(Collected data)
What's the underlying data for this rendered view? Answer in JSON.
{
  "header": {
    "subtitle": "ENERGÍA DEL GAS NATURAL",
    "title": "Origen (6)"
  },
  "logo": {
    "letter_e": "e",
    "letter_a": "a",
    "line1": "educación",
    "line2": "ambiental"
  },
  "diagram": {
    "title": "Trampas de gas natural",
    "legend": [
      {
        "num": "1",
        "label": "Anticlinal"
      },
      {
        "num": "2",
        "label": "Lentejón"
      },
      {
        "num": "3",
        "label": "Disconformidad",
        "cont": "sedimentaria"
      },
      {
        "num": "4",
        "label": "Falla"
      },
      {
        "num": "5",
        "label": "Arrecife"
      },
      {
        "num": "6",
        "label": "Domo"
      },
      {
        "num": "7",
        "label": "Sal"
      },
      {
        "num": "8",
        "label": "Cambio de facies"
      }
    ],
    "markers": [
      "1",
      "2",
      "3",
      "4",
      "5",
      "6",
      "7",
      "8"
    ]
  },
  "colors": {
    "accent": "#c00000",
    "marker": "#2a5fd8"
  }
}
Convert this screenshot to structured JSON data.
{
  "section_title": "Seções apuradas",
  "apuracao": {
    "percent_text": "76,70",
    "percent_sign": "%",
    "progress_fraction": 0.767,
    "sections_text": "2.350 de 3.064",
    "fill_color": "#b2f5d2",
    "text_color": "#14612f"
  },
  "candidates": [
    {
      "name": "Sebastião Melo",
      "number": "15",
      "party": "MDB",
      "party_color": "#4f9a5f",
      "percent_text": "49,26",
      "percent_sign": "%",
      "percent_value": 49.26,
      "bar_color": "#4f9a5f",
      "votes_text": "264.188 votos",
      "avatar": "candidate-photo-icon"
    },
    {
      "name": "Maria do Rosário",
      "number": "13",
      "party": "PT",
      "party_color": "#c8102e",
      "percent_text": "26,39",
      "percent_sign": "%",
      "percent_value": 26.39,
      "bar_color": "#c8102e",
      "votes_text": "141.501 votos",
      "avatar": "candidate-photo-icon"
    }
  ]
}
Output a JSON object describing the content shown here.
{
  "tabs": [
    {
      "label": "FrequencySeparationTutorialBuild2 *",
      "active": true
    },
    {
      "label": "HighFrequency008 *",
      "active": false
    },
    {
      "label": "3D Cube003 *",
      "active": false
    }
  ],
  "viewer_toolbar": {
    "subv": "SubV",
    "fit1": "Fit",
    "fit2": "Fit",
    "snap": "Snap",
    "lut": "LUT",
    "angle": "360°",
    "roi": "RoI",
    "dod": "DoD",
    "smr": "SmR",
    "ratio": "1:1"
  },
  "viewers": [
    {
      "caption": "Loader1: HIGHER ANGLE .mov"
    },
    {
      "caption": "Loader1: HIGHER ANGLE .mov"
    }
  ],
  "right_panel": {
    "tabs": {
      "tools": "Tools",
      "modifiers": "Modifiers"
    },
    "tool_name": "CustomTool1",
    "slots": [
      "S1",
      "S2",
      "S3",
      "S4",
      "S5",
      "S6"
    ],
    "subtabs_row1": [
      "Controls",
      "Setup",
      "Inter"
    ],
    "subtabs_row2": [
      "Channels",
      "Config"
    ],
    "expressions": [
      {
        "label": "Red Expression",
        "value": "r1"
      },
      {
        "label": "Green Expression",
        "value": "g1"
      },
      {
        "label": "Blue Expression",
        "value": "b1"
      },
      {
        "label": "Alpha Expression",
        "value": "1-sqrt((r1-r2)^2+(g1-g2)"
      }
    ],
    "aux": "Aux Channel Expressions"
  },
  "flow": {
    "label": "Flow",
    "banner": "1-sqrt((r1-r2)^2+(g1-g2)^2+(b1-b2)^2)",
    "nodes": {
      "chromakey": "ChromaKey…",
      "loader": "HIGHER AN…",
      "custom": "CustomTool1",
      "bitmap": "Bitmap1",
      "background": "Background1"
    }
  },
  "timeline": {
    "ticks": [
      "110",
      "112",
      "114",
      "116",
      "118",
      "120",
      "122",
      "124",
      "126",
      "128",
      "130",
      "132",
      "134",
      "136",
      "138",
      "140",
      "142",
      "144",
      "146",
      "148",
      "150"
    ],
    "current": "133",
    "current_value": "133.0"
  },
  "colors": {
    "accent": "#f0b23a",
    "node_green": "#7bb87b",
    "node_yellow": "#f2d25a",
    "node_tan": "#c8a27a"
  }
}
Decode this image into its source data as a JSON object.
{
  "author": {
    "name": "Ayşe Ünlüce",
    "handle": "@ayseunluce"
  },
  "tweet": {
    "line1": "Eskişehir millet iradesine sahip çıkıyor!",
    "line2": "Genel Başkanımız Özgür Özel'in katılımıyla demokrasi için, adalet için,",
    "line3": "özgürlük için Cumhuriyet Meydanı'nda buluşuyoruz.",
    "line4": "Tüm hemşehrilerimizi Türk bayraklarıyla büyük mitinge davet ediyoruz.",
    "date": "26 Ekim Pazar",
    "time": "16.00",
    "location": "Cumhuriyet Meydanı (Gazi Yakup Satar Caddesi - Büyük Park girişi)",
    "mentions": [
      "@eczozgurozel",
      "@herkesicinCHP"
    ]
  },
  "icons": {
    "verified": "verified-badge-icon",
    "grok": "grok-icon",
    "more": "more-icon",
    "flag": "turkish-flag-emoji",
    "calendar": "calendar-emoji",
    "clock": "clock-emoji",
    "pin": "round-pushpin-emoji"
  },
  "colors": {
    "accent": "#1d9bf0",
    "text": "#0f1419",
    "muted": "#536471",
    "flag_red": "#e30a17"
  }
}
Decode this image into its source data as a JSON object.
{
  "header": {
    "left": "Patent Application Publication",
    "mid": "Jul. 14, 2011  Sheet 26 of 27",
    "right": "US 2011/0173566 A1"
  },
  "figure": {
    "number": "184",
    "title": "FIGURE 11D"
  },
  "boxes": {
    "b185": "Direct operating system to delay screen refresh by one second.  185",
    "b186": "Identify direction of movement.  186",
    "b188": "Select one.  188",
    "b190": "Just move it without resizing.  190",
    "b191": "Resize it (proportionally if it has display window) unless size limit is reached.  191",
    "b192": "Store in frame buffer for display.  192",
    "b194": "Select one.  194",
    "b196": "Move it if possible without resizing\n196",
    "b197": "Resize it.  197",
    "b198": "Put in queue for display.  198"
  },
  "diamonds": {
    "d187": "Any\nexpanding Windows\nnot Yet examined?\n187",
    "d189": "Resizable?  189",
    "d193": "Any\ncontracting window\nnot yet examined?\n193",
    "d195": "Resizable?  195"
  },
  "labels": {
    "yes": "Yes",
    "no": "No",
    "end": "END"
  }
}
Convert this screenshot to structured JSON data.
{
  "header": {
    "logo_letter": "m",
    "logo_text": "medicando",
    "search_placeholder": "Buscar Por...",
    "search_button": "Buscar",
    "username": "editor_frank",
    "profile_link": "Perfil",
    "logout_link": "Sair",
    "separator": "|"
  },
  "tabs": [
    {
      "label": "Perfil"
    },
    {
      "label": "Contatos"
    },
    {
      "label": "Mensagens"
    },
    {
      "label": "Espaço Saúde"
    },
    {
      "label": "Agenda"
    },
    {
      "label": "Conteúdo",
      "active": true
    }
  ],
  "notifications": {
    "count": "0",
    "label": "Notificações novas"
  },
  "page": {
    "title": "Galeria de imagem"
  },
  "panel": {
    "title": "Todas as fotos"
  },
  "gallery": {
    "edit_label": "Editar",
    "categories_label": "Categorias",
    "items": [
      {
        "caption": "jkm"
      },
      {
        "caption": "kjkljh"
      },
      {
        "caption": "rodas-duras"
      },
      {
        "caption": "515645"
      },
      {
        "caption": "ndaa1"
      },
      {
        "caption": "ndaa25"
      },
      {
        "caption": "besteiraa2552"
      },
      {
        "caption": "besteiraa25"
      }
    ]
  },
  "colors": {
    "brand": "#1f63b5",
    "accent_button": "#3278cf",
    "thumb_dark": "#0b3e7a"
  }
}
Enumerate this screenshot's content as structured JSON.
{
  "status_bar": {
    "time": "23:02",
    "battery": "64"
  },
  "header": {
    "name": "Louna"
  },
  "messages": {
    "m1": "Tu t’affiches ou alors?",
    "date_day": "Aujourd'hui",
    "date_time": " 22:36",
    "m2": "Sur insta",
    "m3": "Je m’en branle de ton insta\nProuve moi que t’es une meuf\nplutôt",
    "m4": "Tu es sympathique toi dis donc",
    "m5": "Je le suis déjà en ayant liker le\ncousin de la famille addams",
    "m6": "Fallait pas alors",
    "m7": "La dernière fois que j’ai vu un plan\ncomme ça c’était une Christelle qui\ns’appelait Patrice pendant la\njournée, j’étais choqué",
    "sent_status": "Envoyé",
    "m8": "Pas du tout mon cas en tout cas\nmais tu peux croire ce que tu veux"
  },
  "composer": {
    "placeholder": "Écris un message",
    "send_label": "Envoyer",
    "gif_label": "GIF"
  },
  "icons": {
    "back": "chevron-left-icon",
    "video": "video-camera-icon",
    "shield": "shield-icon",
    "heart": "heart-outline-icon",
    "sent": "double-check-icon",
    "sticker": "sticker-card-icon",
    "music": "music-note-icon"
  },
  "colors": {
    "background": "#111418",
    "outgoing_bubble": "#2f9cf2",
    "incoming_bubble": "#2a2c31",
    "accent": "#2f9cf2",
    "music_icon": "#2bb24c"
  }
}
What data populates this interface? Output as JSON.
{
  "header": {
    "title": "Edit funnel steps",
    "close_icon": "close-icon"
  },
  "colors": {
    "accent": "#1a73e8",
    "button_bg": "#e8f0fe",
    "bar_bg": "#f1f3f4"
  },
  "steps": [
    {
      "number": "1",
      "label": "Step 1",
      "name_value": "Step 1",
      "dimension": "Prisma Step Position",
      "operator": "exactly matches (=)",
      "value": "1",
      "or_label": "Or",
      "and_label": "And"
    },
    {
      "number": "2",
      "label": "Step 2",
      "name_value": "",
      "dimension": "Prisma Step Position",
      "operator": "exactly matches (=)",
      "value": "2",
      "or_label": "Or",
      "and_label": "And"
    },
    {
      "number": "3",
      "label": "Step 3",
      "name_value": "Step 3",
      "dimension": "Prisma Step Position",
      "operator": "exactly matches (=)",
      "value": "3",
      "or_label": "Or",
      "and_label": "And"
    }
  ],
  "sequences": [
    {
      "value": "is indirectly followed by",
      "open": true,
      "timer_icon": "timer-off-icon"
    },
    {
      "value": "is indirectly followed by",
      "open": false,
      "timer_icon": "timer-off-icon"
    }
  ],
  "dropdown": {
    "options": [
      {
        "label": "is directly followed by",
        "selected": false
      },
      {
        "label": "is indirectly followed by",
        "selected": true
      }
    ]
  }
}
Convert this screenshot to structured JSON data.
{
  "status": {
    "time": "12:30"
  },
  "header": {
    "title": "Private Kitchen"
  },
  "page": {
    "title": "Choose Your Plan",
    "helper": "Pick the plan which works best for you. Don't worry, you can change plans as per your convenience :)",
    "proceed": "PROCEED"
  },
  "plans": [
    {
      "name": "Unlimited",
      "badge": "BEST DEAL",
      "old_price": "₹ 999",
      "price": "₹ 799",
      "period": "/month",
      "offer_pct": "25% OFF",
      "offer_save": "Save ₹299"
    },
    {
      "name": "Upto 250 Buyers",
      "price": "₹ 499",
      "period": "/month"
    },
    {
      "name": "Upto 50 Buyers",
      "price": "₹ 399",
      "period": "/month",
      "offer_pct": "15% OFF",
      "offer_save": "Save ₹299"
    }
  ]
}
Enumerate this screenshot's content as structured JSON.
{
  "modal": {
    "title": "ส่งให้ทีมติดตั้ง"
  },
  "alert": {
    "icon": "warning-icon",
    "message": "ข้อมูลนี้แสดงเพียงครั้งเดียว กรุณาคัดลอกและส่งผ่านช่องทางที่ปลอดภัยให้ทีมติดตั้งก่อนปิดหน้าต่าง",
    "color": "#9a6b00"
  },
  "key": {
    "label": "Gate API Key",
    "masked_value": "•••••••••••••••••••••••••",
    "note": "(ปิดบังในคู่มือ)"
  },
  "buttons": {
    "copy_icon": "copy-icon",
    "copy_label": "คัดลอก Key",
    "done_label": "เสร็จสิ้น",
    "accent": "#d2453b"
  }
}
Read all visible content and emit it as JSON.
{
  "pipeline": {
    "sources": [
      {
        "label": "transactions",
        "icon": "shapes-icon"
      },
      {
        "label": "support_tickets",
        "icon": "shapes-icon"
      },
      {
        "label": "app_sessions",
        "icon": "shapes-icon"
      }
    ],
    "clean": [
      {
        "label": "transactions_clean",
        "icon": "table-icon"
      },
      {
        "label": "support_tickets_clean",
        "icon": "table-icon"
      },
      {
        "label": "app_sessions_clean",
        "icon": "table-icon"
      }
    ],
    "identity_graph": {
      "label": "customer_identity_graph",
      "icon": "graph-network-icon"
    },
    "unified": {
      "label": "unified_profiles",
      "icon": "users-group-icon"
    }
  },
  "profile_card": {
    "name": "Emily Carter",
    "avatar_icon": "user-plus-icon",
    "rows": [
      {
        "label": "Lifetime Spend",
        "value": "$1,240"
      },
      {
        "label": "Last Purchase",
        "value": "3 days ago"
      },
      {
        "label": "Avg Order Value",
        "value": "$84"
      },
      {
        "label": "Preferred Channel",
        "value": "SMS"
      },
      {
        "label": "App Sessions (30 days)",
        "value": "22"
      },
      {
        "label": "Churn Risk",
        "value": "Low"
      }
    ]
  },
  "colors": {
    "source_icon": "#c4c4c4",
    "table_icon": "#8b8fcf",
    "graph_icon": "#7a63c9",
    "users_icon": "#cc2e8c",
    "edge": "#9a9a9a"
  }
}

• [Goal of the exercise]
How many lines in the listing above contain the string "true"? Answer with the number only.

• [Answer to this problem]
4